Check every line of the entries that follow, and copy the ones containing "荣华东流水".

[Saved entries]
※
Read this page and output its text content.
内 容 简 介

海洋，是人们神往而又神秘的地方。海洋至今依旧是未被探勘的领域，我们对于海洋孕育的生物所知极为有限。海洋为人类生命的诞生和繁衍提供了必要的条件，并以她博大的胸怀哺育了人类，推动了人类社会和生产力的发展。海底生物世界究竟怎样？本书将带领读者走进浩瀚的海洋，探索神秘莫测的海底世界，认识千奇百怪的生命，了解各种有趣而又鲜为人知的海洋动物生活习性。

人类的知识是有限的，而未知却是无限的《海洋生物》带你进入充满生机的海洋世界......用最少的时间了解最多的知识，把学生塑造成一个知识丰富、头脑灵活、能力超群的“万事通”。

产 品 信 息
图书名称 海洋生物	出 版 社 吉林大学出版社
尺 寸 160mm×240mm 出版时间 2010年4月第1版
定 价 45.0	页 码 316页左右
※
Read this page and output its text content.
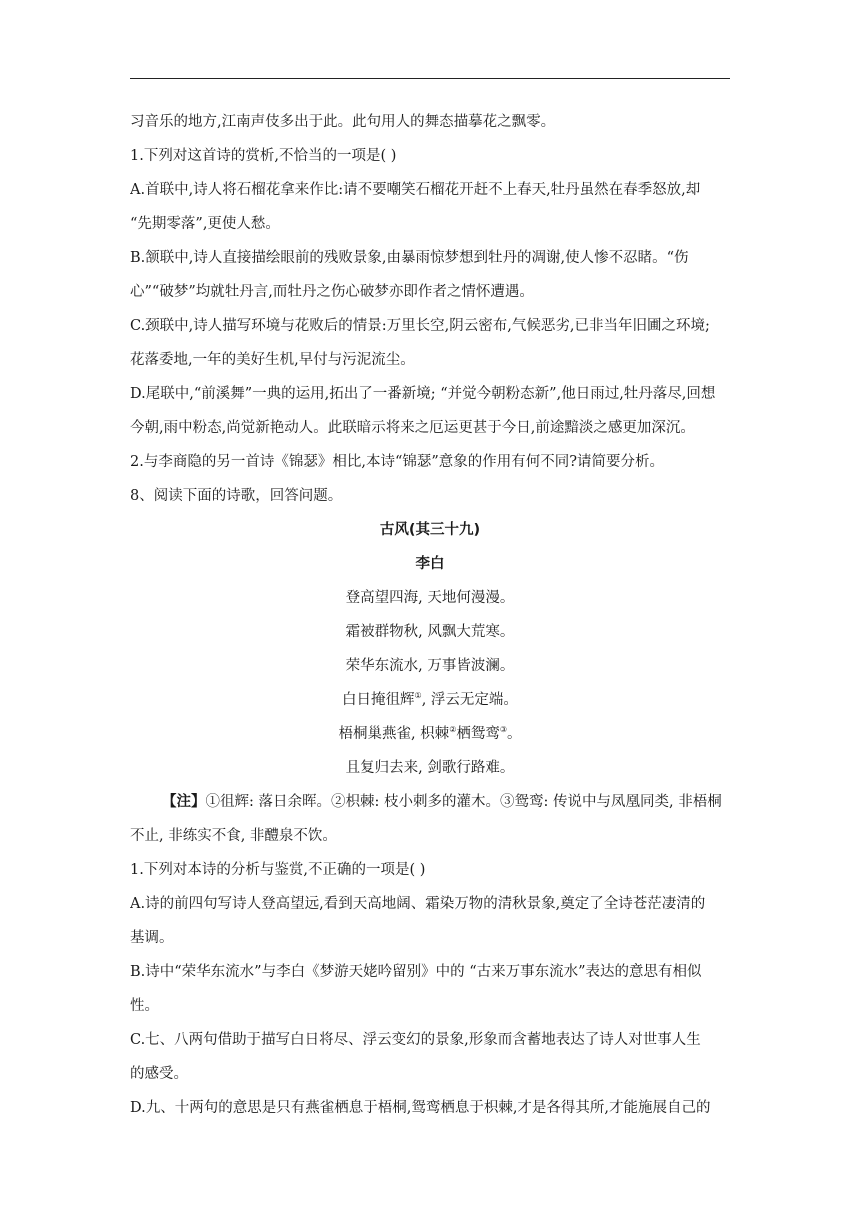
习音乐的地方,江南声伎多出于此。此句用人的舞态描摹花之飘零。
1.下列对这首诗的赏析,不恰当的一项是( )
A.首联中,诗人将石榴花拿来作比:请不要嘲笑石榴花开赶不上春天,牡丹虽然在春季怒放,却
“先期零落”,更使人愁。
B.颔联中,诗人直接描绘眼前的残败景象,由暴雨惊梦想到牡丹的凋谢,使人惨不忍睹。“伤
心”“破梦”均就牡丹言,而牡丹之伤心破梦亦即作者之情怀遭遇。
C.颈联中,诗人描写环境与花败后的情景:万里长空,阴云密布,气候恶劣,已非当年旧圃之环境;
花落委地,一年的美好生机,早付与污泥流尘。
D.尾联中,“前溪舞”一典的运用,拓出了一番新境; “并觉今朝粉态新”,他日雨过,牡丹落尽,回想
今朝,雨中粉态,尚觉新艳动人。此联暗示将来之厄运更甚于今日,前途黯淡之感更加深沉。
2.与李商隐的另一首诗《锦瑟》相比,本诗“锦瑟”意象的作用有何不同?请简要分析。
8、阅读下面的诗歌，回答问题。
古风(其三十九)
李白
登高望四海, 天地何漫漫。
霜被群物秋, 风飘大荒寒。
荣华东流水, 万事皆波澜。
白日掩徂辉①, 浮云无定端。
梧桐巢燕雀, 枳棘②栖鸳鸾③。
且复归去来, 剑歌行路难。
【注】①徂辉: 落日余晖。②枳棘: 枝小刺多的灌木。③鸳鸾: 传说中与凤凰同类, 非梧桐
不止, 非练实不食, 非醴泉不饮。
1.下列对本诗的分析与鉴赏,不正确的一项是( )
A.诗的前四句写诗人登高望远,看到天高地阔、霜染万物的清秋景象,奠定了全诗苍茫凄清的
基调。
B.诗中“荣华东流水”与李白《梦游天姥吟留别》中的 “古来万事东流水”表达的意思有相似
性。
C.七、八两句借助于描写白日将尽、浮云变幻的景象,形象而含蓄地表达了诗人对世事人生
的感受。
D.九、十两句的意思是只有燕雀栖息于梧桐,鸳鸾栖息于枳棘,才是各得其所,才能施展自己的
※
Response below –
荣华东流水, 万事皆波澜。
B.诗中“荣华东流水”与李白《梦游天姥吟留别》中的 “古来万事东流水”表达的意思有相似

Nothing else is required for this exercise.